**PROBLEM DESCRIPTION**: Return each line containing the string "strata".

**MATERIAL TO PROCESS**:
=-=-=-=-=

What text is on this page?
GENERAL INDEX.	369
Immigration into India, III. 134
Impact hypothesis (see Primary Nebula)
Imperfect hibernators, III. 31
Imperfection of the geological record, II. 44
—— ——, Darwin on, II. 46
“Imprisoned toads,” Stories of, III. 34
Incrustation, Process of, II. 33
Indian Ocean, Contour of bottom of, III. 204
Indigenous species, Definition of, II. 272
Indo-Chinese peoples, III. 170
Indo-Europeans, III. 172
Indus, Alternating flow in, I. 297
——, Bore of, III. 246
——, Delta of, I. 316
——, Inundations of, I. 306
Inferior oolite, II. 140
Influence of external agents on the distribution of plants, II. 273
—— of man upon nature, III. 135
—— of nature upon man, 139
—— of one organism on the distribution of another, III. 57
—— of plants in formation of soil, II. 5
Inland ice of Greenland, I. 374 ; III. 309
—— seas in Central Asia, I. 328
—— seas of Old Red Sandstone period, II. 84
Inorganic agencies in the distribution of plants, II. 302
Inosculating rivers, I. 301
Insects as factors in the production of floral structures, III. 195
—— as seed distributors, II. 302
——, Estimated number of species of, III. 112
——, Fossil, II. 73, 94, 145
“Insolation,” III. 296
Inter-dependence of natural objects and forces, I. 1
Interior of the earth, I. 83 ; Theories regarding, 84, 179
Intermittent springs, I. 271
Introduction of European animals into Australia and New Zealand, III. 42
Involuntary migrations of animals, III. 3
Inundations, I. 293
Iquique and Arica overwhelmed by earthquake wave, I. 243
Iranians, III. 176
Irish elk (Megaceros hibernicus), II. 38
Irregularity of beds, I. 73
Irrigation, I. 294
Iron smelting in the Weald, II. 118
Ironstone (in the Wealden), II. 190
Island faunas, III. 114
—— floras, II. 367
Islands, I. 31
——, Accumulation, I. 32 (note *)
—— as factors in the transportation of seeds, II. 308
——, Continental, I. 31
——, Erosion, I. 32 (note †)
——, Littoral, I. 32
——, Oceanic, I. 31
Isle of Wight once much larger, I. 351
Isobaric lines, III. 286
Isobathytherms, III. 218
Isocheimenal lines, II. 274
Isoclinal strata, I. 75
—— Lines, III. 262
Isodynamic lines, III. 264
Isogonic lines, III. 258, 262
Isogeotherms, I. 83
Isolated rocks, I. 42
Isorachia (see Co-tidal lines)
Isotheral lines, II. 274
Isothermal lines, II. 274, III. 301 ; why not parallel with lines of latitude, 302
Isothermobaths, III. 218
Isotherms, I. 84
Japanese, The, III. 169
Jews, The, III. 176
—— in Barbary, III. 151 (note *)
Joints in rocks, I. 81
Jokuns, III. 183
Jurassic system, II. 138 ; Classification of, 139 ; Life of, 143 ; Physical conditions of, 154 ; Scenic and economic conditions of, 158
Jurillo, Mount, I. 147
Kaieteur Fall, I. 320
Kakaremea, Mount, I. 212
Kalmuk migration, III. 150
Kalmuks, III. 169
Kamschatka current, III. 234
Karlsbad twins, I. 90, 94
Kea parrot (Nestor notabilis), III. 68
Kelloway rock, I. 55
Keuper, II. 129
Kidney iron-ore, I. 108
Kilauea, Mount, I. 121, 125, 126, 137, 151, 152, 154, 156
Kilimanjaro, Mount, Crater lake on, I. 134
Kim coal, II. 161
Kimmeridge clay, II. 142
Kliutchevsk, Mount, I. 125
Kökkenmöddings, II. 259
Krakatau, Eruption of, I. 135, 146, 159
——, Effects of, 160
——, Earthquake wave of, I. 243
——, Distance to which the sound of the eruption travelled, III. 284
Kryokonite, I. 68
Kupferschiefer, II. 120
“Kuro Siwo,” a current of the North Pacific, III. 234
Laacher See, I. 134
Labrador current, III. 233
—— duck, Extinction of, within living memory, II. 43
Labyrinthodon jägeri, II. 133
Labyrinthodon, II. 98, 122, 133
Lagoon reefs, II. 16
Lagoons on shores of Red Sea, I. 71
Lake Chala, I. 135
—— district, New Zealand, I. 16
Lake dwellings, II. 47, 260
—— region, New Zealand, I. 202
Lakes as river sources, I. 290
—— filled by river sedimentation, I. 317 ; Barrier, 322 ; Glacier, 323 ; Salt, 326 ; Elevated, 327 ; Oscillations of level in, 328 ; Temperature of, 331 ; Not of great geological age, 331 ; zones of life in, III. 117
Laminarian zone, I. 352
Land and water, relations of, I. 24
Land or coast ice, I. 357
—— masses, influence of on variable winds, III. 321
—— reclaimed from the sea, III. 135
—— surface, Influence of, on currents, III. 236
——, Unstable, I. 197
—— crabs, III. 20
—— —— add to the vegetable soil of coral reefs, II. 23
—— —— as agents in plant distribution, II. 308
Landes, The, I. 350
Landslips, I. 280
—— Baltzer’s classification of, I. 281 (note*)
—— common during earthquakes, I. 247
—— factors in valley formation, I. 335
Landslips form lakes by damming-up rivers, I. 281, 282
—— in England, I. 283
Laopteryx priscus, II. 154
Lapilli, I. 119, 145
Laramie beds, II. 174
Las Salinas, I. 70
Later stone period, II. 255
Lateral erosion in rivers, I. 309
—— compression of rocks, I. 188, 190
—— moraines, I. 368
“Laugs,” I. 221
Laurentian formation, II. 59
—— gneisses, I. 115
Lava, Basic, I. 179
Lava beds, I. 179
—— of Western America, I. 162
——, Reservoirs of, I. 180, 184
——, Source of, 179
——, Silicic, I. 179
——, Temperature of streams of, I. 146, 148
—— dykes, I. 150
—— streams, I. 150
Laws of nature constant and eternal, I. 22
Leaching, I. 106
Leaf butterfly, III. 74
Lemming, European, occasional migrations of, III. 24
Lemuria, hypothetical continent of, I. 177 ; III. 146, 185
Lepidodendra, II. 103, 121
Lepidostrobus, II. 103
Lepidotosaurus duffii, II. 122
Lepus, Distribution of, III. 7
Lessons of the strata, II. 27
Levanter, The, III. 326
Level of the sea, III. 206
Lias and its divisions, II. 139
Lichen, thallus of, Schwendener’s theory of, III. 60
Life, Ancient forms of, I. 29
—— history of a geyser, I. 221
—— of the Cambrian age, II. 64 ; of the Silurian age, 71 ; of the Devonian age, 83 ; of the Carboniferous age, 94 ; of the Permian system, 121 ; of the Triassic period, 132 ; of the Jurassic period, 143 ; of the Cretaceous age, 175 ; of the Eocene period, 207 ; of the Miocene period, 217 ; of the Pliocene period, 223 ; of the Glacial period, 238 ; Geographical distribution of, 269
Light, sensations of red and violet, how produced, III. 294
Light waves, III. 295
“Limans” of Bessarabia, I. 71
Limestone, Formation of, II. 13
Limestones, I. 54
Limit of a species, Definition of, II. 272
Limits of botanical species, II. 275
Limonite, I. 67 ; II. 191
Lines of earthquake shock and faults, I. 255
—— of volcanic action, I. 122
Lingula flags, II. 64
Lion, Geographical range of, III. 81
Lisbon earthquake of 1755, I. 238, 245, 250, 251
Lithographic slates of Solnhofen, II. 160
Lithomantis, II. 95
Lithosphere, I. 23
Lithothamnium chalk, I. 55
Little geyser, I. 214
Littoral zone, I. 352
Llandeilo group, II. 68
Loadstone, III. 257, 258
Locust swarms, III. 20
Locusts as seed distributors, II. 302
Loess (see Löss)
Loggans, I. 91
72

=-=-=-=-=

**WORKED ANSWER**:
Isoclinal strata, I. 75
Lessons of the strata, II. 27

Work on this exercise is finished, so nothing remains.